_Goal:_ Give back each entry unchanged, minus pictures.

(Dataset items)
start

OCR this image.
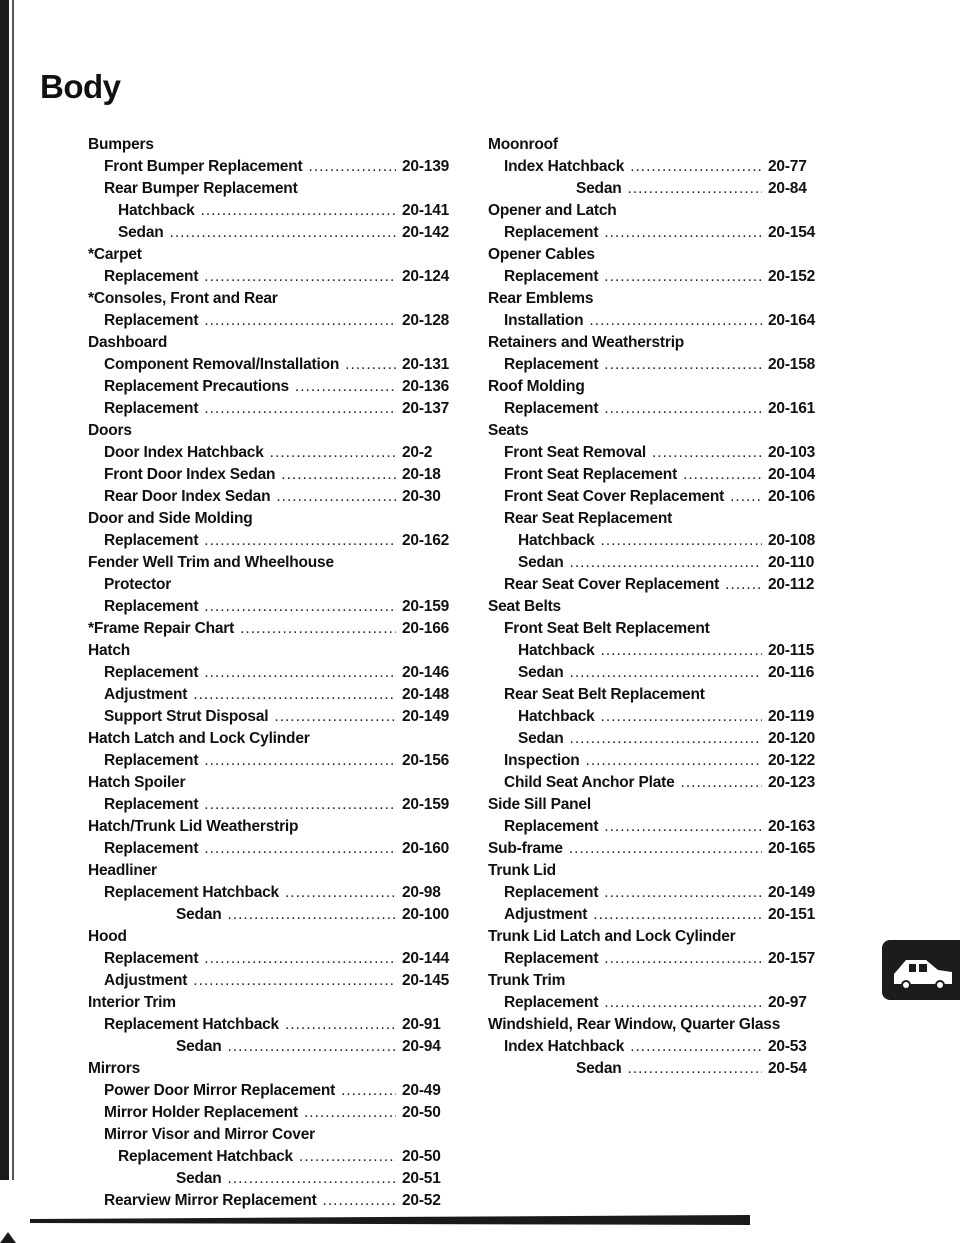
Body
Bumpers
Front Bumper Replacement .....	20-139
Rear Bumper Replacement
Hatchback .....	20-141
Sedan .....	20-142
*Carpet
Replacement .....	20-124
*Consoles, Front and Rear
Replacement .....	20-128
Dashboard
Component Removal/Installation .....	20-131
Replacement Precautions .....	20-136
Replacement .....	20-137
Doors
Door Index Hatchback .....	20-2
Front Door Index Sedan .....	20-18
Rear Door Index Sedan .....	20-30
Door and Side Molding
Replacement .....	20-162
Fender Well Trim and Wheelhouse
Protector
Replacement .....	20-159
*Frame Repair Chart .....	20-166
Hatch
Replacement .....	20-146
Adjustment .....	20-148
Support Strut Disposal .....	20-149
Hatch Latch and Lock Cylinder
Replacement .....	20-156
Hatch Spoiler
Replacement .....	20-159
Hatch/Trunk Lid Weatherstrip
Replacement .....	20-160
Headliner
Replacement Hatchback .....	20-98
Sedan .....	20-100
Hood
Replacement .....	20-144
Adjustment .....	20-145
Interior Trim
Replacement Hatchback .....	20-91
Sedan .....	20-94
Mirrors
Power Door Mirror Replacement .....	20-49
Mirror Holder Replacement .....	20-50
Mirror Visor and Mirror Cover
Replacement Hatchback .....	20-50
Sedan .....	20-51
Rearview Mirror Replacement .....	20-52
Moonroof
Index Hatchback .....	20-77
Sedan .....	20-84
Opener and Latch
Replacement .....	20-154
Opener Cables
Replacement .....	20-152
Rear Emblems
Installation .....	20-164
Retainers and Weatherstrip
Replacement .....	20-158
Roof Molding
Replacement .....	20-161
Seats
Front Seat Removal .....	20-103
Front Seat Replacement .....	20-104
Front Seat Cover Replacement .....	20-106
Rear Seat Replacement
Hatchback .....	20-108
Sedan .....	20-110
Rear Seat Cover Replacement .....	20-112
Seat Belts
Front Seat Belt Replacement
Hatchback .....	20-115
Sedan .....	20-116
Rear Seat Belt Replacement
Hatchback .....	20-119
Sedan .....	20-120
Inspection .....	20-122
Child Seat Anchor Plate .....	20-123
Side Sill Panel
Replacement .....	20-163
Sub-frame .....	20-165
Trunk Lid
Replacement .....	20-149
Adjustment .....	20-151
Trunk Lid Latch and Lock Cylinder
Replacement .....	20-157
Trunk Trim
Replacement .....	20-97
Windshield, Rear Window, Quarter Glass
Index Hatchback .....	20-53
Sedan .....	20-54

end

_Answer for this exercise:_
OCR this image.
Body
Bumpers
Front Bumper Replacement .....	20-139
Rear Bumper Replacement
Hatchback .....	20-141
Sedan .....	20-142
*Carpet
Replacement .....	20-124
*Consoles, Front and Rear
Replacement .....	20-128
Dashboard
Component Removal/Installation .....	20-131
Replacement Precautions .....	20-136
Replacement .....	20-137
Doors
Door Index Hatchback .....	20-2
Front Door Index Sedan .....	20-18
Rear Door Index Sedan .....	20-30
Door and Side Molding
Replacement .....	20-162
Fender Well Trim and Wheelhouse
Protector
Replacement .....	20-159
*Frame Repair Chart .....	20-166
Hatch
Replacement .....	20-146
Adjustment .....	20-148
Support Strut Disposal .....	20-149
Hatch Latch and Lock Cylinder
Replacement .....	20-156
Hatch Spoiler
Replacement .....	20-159
Hatch/Trunk Lid Weatherstrip
Replacement .....	20-160
Headliner
Replacement Hatchback .....	20-98
Sedan .....	20-100
Hood
Replacement .....	20-144
Adjustment .....	20-145
Interior Trim
Replacement Hatchback .....	20-91
Sedan .....	20-94
Mirrors
Power Door Mirror Replacement .....	20-49
Mirror Holder Replacement .....	20-50
Mirror Visor and Mirror Cover
Replacement Hatchback .....	20-50
Sedan .....	20-51
Rearview Mirror Replacement .....	20-52
Moonroof
Index Hatchback .....	20-77
Sedan .....	20-84
Opener and Latch
Replacement .....	20-154
Opener Cables
Replacement .....	20-152
Rear Emblems
Installation .....	20-164
Retainers and Weatherstrip
Replacement .....	20-158
Roof Molding
Replacement .....	20-161
Seats
Front Seat Removal .....	20-103
Front Seat Replacement .....	20-104
Front Seat Cover Replacement .....	20-106
Rear Seat Replacement
Hatchback .....	20-108
Sedan .....	20-110
Rear Seat Cover Replacement .....	20-112
Seat Belts
Front Seat Belt Replacement
Hatchback .....	20-115
Sedan .....	20-116
Rear Seat Belt Replacement
Hatchback .....	20-119
Sedan .....	20-120
Inspection .....	20-122
Child Seat Anchor Plate .....	20-123
Side Sill Panel
Replacement .....	20-163
Sub-frame .....	20-165
Trunk Lid
Replacement .....	20-149
Adjustment .....	20-151
Trunk Lid Latch and Lock Cylinder
Replacement .....	20-157
Trunk Trim
Replacement .....	20-97
Windshield, Rear Window, Quarter Glass
Index Hatchback .....	20-53
Sedan .....	20-54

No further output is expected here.